Extracted records
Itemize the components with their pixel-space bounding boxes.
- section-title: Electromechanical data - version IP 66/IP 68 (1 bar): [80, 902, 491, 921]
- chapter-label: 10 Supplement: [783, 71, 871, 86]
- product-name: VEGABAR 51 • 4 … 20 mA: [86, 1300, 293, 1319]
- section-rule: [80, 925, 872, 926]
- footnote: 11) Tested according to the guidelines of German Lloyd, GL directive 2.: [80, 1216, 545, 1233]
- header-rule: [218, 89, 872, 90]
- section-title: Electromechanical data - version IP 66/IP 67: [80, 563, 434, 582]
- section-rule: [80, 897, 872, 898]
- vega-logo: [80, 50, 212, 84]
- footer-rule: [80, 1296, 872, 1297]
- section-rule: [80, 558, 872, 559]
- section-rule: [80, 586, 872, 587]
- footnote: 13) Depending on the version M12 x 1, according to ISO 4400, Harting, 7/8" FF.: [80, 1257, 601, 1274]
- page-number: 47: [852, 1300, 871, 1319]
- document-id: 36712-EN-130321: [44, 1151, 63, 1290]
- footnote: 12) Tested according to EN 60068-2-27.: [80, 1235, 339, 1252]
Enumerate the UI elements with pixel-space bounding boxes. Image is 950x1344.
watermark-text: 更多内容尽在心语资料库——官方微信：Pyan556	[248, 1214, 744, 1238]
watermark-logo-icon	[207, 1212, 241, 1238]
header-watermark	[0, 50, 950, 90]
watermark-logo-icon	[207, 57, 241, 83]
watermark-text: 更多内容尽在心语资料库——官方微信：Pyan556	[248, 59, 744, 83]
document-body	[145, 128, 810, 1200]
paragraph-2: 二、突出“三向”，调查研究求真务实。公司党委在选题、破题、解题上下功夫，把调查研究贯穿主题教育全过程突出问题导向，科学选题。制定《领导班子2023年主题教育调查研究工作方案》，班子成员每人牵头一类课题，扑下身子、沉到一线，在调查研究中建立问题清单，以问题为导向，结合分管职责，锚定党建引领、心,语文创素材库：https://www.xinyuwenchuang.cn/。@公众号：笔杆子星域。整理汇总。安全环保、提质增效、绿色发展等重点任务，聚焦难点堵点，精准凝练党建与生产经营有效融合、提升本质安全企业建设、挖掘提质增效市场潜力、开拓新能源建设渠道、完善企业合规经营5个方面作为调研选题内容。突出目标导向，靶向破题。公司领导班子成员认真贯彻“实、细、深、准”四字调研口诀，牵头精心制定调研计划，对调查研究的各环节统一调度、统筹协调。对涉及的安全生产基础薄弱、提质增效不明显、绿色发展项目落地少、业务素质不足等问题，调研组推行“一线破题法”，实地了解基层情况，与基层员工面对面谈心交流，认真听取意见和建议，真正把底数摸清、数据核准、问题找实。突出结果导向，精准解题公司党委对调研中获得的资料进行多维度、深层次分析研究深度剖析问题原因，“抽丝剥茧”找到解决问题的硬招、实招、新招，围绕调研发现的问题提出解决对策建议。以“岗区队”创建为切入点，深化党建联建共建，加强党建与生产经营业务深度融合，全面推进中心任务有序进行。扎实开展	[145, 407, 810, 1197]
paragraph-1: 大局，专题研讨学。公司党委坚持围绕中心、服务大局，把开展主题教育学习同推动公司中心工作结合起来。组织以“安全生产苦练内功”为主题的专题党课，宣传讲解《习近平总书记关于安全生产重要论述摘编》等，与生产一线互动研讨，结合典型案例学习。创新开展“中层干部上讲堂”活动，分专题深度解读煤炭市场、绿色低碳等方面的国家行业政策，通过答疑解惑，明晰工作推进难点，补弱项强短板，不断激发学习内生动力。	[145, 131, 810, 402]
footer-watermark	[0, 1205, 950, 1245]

Written exercise
Swap every "section-rule" in the listing above for "divider-line" and keep everything else unchanged.

Full solution
Itemize the components with their pixel-space bounding boxes.
- section-title: Electromechanical data - version IP 66/IP 68 (1 bar): [80, 902, 491, 921]
- chapter-label: 10 Supplement: [783, 71, 871, 86]
- product-name: VEGABAR 51 • 4 … 20 mA: [86, 1300, 293, 1319]
- divider-line: [80, 925, 872, 926]
- footnote: 11) Tested according to the guidelines of German Lloyd, GL directive 2.: [80, 1216, 545, 1233]
- header-rule: [218, 89, 872, 90]
- section-title: Electromechanical data - version IP 66/IP 67: [80, 563, 434, 582]
- divider-line: [80, 897, 872, 898]
- vega-logo: [80, 50, 212, 84]
- footer-rule: [80, 1296, 872, 1297]
- divider-line: [80, 558, 872, 559]
- divider-line: [80, 586, 872, 587]
- footnote: 13) Depending on the version M12 x 1, according to ISO 4400, Harting, 7/8" FF.: [80, 1257, 601, 1274]
- page-number: 47: [852, 1300, 871, 1319]
- document-id: 36712-EN-130321: [44, 1151, 63, 1290]
- footnote: 12) Tested according to EN 60068-2-27.: [80, 1235, 339, 1252]
Enumerate the UI elements with pixel-space bounding boxes. Image is 950x1344.
watermark-text: 更多内容尽在心语资料库——官方微信：Pyan556	[248, 1214, 744, 1238]
watermark-logo-icon	[207, 1212, 241, 1238]
header-watermark	[0, 50, 950, 90]
watermark-logo-icon	[207, 57, 241, 83]
watermark-text: 更多内容尽在心语资料库——官方微信：Pyan556	[248, 59, 744, 83]
document-body	[145, 128, 810, 1200]
paragraph-2: 二、突出“三向”，调查研究求真务实。公司党委在选题、破题、解题上下功夫，把调查研究贯穿主题教育全过程突出问题导向，科学选题。制定《领导班子2023年主题教育调查研究工作方案》，班子成员每人牵头一类课题，扑下身子、沉到一线，在调查研究中建立问题清单，以问题为导向，结合分管职责，锚定党建引领、心,语文创素材库：https://www.xinyuwenchuang.cn/。@公众号：笔杆子星域。整理汇总。安全环保、提质增效、绿色发展等重点任务，聚焦难点堵点，精准凝练党建与生产经营有效融合、提升本质安全企业建设、挖掘提质增效市场潜力、开拓新能源建设渠道、完善企业合规经营5个方面作为调研选题内容。突出目标导向，靶向破题。公司领导班子成员认真贯彻“实、细、深、准”四字调研口诀，牵头精心制定调研计划，对调查研究的各环节统一调度、统筹协调。对涉及的安全生产基础薄弱、提质增效不明显、绿色发展项目落地少、业务素质不足等问题，调研组推行“一线破题法”，实地了解基层情况，与基层员工面对面谈心交流，认真听取意见和建议，真正把底数摸清、数据核准、问题找实。突出结果导向，精准解题公司党委对调研中获得的资料进行多维度、深层次分析研究深度剖析问题原因，“抽丝剥茧”找到解决问题的硬招、实招、新招，围绕调研发现的问题提出解决对策建议。以“岗区队”创建为切入点，深化党建联建共建，加强党建与生产经营业务深度融合，全面推进中心任务有序进行。扎实开展	[145, 407, 810, 1197]
paragraph-1: 大局，专题研讨学。公司党委坚持围绕中心、服务大局，把开展主题教育学习同推动公司中心工作结合起来。组织以“安全生产苦练内功”为主题的专题党课，宣传讲解《习近平总书记关于安全生产重要论述摘编》等，与生产一线互动研讨，结合典型案例学习。创新开展“中层干部上讲堂”活动，分专题深度解读煤炭市场、绿色低碳等方面的国家行业政策，通过答疑解惑，明晰工作推进难点，补弱项强短板，不断激发学习内生动力。	[145, 131, 810, 402]
footer-watermark	[0, 1205, 950, 1245]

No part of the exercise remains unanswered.